Task inputs:
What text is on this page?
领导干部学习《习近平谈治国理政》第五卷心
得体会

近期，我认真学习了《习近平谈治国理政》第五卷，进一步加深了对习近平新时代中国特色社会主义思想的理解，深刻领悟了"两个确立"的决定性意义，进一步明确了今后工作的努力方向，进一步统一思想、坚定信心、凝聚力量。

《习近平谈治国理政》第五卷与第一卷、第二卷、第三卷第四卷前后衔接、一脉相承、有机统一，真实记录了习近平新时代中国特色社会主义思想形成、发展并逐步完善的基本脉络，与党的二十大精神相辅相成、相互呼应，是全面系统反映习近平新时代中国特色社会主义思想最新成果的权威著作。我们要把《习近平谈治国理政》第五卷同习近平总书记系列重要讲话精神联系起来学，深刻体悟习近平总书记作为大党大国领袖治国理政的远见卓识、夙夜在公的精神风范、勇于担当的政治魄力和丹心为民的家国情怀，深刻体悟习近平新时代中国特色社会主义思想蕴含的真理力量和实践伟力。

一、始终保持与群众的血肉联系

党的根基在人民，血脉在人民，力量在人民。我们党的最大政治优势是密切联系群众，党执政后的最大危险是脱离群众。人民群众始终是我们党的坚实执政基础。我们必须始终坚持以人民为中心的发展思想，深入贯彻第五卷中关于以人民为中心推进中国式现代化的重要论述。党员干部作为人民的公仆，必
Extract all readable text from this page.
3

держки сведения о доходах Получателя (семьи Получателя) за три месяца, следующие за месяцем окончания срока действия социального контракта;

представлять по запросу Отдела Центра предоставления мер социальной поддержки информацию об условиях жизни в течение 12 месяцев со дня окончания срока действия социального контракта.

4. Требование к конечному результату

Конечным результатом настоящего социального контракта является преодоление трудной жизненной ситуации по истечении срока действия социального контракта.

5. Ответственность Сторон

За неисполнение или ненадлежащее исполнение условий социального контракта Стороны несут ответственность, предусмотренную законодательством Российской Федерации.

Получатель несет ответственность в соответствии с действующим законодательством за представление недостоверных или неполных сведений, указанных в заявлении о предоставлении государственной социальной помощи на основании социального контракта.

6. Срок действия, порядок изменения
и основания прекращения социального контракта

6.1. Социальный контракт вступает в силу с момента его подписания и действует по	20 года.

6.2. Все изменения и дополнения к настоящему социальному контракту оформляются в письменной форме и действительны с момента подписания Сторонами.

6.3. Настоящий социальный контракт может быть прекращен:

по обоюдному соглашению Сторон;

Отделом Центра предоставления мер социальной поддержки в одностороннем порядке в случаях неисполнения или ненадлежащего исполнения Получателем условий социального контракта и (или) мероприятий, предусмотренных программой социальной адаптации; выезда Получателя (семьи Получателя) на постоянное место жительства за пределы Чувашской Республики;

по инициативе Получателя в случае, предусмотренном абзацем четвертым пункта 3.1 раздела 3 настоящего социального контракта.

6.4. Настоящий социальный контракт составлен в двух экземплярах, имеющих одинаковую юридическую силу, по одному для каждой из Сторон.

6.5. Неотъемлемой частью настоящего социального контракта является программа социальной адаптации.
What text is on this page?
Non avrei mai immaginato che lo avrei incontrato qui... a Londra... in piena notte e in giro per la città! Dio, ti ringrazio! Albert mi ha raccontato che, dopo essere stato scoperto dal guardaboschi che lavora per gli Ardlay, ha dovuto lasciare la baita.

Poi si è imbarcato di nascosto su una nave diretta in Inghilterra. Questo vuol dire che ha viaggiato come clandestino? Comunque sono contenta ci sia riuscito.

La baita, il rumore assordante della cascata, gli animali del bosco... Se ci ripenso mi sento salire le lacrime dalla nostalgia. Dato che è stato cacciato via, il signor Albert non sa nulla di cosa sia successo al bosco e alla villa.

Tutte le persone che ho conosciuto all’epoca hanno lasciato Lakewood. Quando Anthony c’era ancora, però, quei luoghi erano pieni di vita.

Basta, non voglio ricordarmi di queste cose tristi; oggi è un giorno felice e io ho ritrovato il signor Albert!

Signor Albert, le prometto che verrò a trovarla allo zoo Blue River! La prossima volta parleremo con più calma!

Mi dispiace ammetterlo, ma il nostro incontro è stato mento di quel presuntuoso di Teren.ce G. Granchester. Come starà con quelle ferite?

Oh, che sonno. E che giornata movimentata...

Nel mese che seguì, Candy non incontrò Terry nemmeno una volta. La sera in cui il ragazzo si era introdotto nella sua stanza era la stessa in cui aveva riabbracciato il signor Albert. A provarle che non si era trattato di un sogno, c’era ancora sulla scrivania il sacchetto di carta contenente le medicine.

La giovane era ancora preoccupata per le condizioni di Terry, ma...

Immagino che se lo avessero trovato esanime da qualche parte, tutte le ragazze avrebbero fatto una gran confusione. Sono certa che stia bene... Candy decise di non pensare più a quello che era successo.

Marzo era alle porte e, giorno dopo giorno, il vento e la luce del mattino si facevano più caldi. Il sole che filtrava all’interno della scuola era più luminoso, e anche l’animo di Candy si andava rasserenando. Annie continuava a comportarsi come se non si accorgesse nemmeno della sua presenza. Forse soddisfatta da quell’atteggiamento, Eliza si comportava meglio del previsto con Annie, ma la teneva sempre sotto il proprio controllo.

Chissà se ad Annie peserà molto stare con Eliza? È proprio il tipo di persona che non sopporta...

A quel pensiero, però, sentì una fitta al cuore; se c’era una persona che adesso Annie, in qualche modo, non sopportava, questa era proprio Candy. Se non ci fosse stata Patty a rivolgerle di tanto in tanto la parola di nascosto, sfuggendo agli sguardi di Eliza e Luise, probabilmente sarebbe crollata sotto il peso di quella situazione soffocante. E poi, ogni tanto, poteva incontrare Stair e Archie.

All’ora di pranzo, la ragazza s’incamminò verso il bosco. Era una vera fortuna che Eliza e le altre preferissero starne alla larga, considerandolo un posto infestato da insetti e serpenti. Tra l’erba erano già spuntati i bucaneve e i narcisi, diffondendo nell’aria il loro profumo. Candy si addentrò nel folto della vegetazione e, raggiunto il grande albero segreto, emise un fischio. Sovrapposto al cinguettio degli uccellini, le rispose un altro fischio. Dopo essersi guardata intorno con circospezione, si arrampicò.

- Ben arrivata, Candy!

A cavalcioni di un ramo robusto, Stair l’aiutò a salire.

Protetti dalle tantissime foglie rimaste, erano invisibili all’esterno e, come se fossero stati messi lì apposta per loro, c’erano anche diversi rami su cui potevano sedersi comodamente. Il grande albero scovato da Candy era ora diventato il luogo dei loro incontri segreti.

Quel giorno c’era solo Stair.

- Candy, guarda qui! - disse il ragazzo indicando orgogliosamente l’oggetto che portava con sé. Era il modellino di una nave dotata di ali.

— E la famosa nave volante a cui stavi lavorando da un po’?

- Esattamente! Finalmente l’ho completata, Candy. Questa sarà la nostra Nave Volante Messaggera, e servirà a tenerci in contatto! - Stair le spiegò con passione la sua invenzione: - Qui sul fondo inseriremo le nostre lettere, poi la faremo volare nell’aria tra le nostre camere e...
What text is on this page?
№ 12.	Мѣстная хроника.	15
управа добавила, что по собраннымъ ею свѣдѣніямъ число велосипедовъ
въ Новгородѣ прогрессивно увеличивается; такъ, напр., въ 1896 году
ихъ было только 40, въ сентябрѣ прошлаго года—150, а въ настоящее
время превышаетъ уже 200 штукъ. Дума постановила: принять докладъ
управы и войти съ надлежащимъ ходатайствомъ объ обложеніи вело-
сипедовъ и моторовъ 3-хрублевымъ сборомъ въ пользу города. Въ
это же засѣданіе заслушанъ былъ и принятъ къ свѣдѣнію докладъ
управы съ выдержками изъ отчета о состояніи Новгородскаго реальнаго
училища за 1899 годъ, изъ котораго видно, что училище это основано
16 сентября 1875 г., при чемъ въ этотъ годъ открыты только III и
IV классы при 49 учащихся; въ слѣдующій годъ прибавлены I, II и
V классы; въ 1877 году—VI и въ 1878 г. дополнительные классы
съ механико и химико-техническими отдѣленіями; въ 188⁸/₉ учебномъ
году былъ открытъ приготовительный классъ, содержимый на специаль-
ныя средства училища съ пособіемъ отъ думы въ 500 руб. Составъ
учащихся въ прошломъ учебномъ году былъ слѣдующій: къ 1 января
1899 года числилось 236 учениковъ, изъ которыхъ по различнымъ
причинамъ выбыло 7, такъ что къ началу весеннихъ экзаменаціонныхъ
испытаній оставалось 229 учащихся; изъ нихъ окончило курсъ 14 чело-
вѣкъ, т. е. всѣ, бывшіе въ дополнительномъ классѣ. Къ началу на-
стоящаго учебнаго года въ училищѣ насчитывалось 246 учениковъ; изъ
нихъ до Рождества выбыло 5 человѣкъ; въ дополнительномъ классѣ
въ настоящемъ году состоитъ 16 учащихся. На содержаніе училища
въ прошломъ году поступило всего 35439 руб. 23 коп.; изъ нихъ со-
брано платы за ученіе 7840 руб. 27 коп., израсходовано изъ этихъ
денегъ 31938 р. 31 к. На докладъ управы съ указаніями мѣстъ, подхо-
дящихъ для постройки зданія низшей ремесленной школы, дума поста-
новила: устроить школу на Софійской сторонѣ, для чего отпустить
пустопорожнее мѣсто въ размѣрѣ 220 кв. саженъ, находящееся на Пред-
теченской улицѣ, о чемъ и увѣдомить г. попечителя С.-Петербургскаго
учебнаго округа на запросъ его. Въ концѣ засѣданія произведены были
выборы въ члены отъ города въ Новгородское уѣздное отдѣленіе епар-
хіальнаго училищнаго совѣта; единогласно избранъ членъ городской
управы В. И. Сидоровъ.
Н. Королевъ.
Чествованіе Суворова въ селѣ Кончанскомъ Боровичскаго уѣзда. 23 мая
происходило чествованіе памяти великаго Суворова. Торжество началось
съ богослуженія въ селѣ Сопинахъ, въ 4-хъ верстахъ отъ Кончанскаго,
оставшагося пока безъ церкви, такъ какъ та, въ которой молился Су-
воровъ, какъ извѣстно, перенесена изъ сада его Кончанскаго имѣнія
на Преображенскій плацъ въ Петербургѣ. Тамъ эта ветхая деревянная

Goal:
Return every line containing "прошломъ".

Correct response:
учащихся въ прошломъ учебномъ году былъ слѣдующій: къ 1 января
въ прошломъ году поступило всего 35439 руб. 23 коп.; изъ нихъ со-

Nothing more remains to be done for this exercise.